Excerto de origem.
Aquando da assinatura dos Acordos de Lusaka, tinham consciência da realidade dura e complexa que iriam encontrar?
Tínhamos.
Nós acompanhávamos a economia portuguesa, as dificuldades. Sabíamos que
não íamos encontrar uma situação boa, sobretudo do ponto vista
económico. A economia estava degradada. Havia muita fuga de capitais
para a metrópole naquela altura. A situação estava de facto muito
periclitante.
A
29 de Junho de 1975, o Presidente Samora Machel assinou um decreto de
nomeação do primeiro Conselho de Ministros da então República Popular de
Moçambique. Nessa altura, passa a ocupar a pasta de ministro da
Indústria e Comércio. Que desafio encontrou neste cargo, tendo em conta
que o país ainda estava num processo de organização, sem políticas de
desenvolvimento definidas?
O
primeiro desafio era controlar a sabotagem económica que estava em
curso, e muito intensa. As fábricas e máquinas eram sabotadas; o gado
era levado para fora. Havia uma situação gravosa. Os nossos
trabalhadores tinham sempre de andar atrás dos acontecimentos, para
evitar a degradação do processo da máquina de produção no país. Esses
eram os grandes desafios. Mas conseguimos, felizmente, porque os
trabalhadores, os moçambicanos, tinham consciência de que tinham que
defender o seu património para poderem sobreviver. Foi uma situação
muito grave. Não tínhamos experiência, pelo menos da minha parte, de
dirigir um ministério (...) tivemos de aprender a fazer as coisas
fazendo. Dizia, por exemplo, Samora que “nenhum de nós foi para escola
para aprender a ser ministro. Temos de aprender a nadar nadando”. e foi
assim que aconteceu.
Em
1977, a Frelimo organiza o III congresso, onde traça várias políticas
de desenvolvimento, as directivas económicas e sociais, como a
colectivização dos campos, visto que cerca de 80% da população vivia da
agricultura e havia necessidade de promover uma produção agrícola mais
intensa, e, igualmente, olhar para esta forma de organização social como
uma forma de desenvolvimento rural. Como membro sénior do Governo
(ministro da Indústria e Energia), qual foi o seu contributo na
definição desta estratégia?

Enunciado. Consegue dar seguimento à entrevista sobre a economia moçambicana após a independência, retomando-a a partir da última pergunta apresentada? Os registos são material independente do texto.

Material fornecido.
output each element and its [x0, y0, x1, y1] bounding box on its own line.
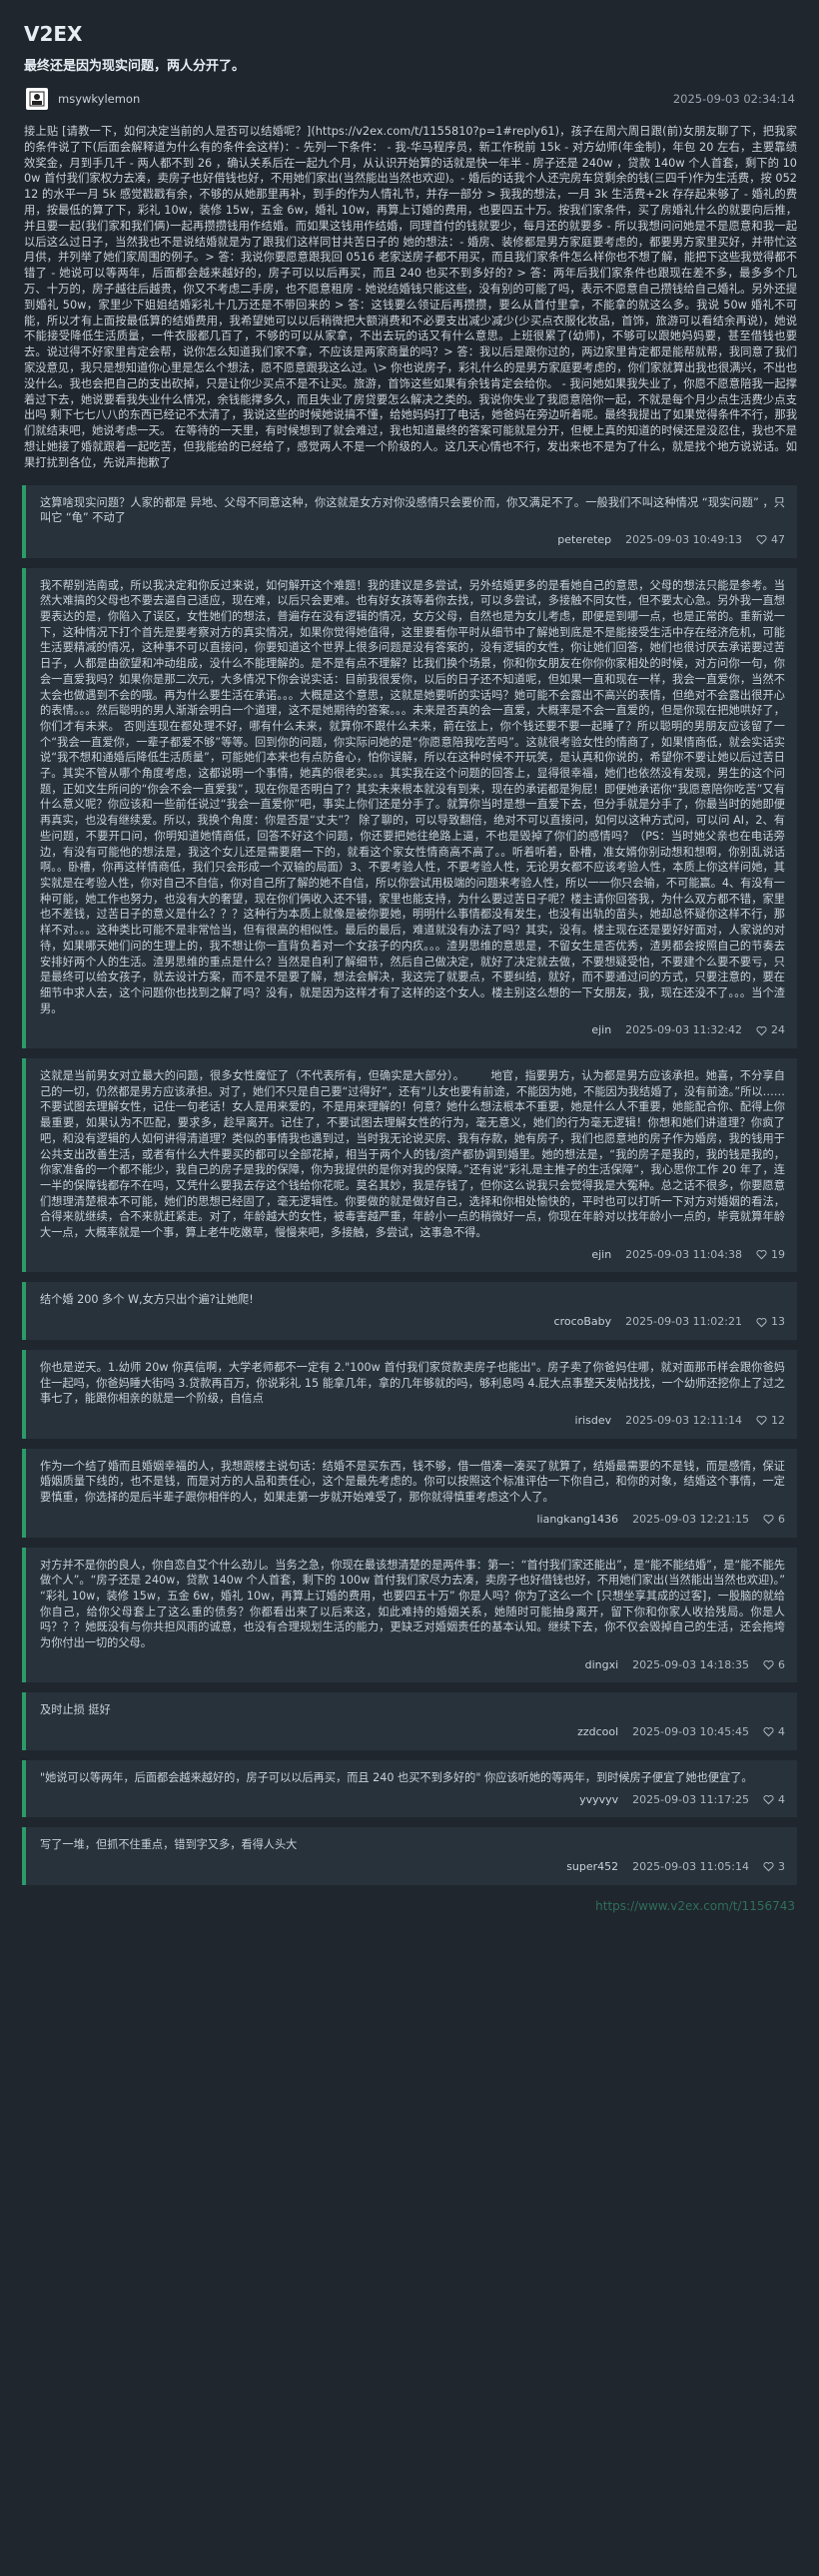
heart-icon [763, 1727, 774, 1737]
reply-content: 这就是当前男女对立最大的问题，很多女性魔怔了（不代表所有，但确实是大部分）。 地… [40, 1069, 785, 1240]
reply-item: "她说可以等两年，后面都会越来越好的，房子可以以后再买，而且 240 也买不到多… [22, 1759, 797, 1818]
reply-time: 2025-09-03 11:04:38 [625, 1247, 742, 1261]
reply-meta: dingxi 2025-09-03 14:18:35 6 [40, 1657, 785, 1673]
like-button[interactable]: 12 [756, 1413, 785, 1429]
reply-time: 2025-09-03 12:11:14 [625, 1413, 742, 1427]
reply-item: 对方并不是你的良人，你自恋自艾个什么劲儿。当务之急，你现在最该想清楚的是两件事：… [22, 1547, 797, 1683]
reply-user[interactable]: ejin [591, 1247, 611, 1263]
like-count: 24 [771, 1023, 785, 1037]
reply-time: 2025-09-03 11:02:21 [625, 1315, 742, 1329]
reply-user[interactable]: dingxi [585, 1657, 619, 1673]
reply-meta: ejin 2025-09-03 11:32:42 24 [40, 1022, 785, 1038]
reply-time: 2025-09-03 10:45:45 [632, 1725, 749, 1739]
like-count: 47 [771, 532, 785, 546]
like-button[interactable]: 3 [763, 1859, 785, 1875]
reply-time: 2025-09-03 12:21:15 [632, 1512, 749, 1526]
like-button[interactable]: 47 [756, 532, 785, 548]
reply-time: 2025-09-03 11:05:14 [632, 1859, 749, 1873]
heart-icon [756, 1416, 767, 1426]
reply-item: 作为一个结了婚而且婚姻幸福的人，我想跟楼主说句话：结婚不是买东西，钱不够，借一借… [22, 1448, 797, 1538]
like-count: 6 [778, 1657, 785, 1671]
reply-user[interactable]: crocoBaby [554, 1314, 612, 1330]
reply-user[interactable]: zzdcool [577, 1724, 618, 1740]
reply-time: 2025-09-03 11:17:25 [632, 1792, 749, 1806]
like-button[interactable]: 6 [763, 1657, 785, 1673]
reply-item: 结个婚 200 多个 W,女方只出个遍?让她爬! crocoBaby 2025-… [22, 1282, 797, 1340]
heart-icon [756, 1317, 767, 1327]
reply-time: 2025-09-03 10:49:13 [625, 532, 742, 546]
like-count: 4 [778, 1725, 785, 1739]
footer-url[interactable]: https://www.v2ex.com/t/1156743 [22, 1899, 795, 1913]
like-count: 4 [778, 1792, 785, 1806]
like-count: 3 [778, 1859, 785, 1873]
heart-icon [756, 1250, 767, 1260]
heart-icon [763, 1515, 774, 1525]
author-info: msywkylemon [26, 88, 140, 110]
reply-meta: super452 2025-09-03 11:05:14 3 [40, 1859, 785, 1875]
reply-content: 我不帮别浩南或，所以我决定和你反过来说，如何解开这个难题！我的建议是多尝试，另外… [40, 578, 785, 1015]
reply-time: 2025-09-03 11:32:42 [625, 1023, 742, 1037]
reply-content: 及时止损 挺好 [40, 1703, 111, 1717]
reply-time: 2025-09-03 14:18:35 [632, 1657, 749, 1671]
topic-author[interactable]: msywkylemon [58, 92, 140, 106]
reply-user[interactable]: irisdev [575, 1413, 612, 1429]
reply-item: 这算啥现实问题？人家的都是 异地、父母不同意这种，你这就是女方对你没感情只会要价… [22, 484, 797, 558]
reply-content: 你也是逆天。1.幼师 20w 你真信啊，大学老师都不一定有 2."100w 首付… [40, 1360, 785, 1406]
heart-icon [756, 535, 767, 545]
heart-icon [756, 1025, 767, 1036]
avatar-icon-glyph [29, 91, 45, 107]
reply-item: 及时止损 挺好 zzdcool 2025-09-03 10:45:45 4 [22, 1692, 797, 1750]
heart-icon [763, 1660, 774, 1670]
reply-item: 这就是当前男女对立最大的问题，很多女性魔怔了（不代表所有，但确实是大部分）。 地… [22, 1058, 797, 1273]
like-button[interactable]: 4 [763, 1792, 785, 1808]
reply-user[interactable]: ejin [591, 1022, 611, 1038]
topic-time: 2025-09-03 02:34:14 [672, 92, 795, 106]
page: V2EX 最终还是因为现实问题，两人分开了。 msywkylemon 2025-… [0, 0, 819, 1913]
topic-content: 接上贴 [请教一下，如何决定当前的人是否可以结婚呢？](https://v2ex… [24, 125, 797, 469]
reply-list: 这算啥现实问题？人家的都是 异地、父母不同意这种，你这就是女方对你没感情只会要价… [22, 484, 797, 1885]
reply-meta: ejin 2025-09-03 11:04:38 19 [40, 1247, 785, 1263]
topic-title: 最终还是因为现实问题，两人分开了。 [24, 59, 246, 74]
like-button[interactable]: 24 [756, 1022, 785, 1038]
reply-user[interactable]: super452 [566, 1859, 618, 1875]
like-count: 12 [771, 1413, 785, 1427]
reply-user[interactable]: yvyvyv [579, 1792, 618, 1808]
like-button[interactable]: 19 [756, 1247, 785, 1263]
reply-meta: peteretep 2025-09-03 10:49:13 47 [40, 532, 785, 548]
reply-user[interactable]: peteretep [557, 532, 611, 548]
like-count: 19 [771, 1247, 785, 1261]
reply-meta: yvyvyv 2025-09-03 11:17:25 4 [40, 1792, 785, 1808]
heart-icon [763, 1862, 774, 1872]
reply-content: 对方并不是你的良人，你自恋自艾个什么劲儿。当务之急，你现在最该想清楚的是两件事：… [40, 1558, 789, 1650]
like-count: 6 [778, 1512, 785, 1526]
reply-item: 你也是逆天。1.幼师 20w 你真信啊，大学老师都不一定有 2."100w 首付… [22, 1349, 797, 1439]
reply-meta: irisdev 2025-09-03 12:11:14 12 [40, 1413, 785, 1429]
reply-meta: crocoBaby 2025-09-03 11:02:21 13 [40, 1314, 785, 1330]
reply-content: 作为一个结了婚而且婚姻幸福的人，我想跟楼主说句话：结婚不是买东西，钱不够，借一借… [40, 1459, 785, 1505]
reply-item: 写了一堆，但抓不住重点，错到字又多，看得人头大 super452 2025-09… [22, 1827, 797, 1885]
reply-meta: liangkang1436 2025-09-03 12:21:15 6 [40, 1512, 785, 1528]
reply-content: 结个婚 200 多个 W,女方只出个遍?让她爬! [40, 1293, 254, 1307]
like-button[interactable]: 13 [756, 1314, 785, 1330]
reply-item: 我不帮别浩南或，所以我决定和你反过来说，如何解开这个难题！我的建议是多尝试，另外… [22, 567, 797, 1049]
topic-author-row: msywkylemon 2025-09-03 02:34:14 [22, 86, 797, 112]
avatar-icon[interactable] [26, 88, 48, 110]
like-button[interactable]: 6 [763, 1512, 785, 1528]
heart-icon [763, 1794, 774, 1805]
like-count: 13 [771, 1315, 785, 1329]
reply-content: 写了一堆，但抓不住重点，错到字又多，看得人头大 [40, 1838, 298, 1852]
like-button[interactable]: 4 [763, 1724, 785, 1740]
site-title[interactable]: V2EX [24, 22, 797, 46]
reply-meta: zzdcool 2025-09-03 10:45:45 4 [40, 1724, 785, 1740]
reply-content: 这算啥现实问题？人家的都是 异地、父母不同意这种，你这就是女方对你没感情只会要价… [40, 495, 785, 525]
reply-user[interactable]: liangkang1436 [536, 1512, 618, 1528]
reply-content: "她说可以等两年，后面都会越来越好的，房子可以以后再买，而且 240 也买不到多… [40, 1770, 753, 1784]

Resposta.
A
estratégia foi definida em conjunto no Conselho de Ministros. Vimos a
situação económica do país, porque é preciso voltar um bocadinho para
atrás. No seu discurso, a 20 de Setembro, quando o Governo de Transição
tomou posse, o Presidente Samora apelou a todos, mesmo os estrangeiros,
que continuassem a trabalhar para a construção de um Moçambique
independente, mas esse apelo não foi ouvido. Houve o abandono completo
da máquina produtiva em Moçambique, desde as empresas agrícolas a
empresas industriais. Foi tudo abandonado. Fizemos um esforço de
reorganizar, tínhamos poucos quadros para dirigir o país, formados e com
experiência, de modo que demos os passos para podermos reorganizarmos o
aparelho produtivo, para podermos manter a produção nos níveis
possíveis para manter a economia a funcionar e corresponder às nossas
necessidades, abastecer o povo e ganhar divisas para podermos continuar a
comprar aquilo de que necessitávamos para a nossa vida. Essa análise
foi feita e vimos que era preciso, primeiro, reorganizar as empresas
abandonadas em unidades de produção, para, de uma forma centralizada,
podermos dirigi-las no seu processo produtivo
Mas
esta ideia de transformar os campos em cidades, de levar os serviços
que as pessoas tinham nas cidades para o campo, não era algo fácil?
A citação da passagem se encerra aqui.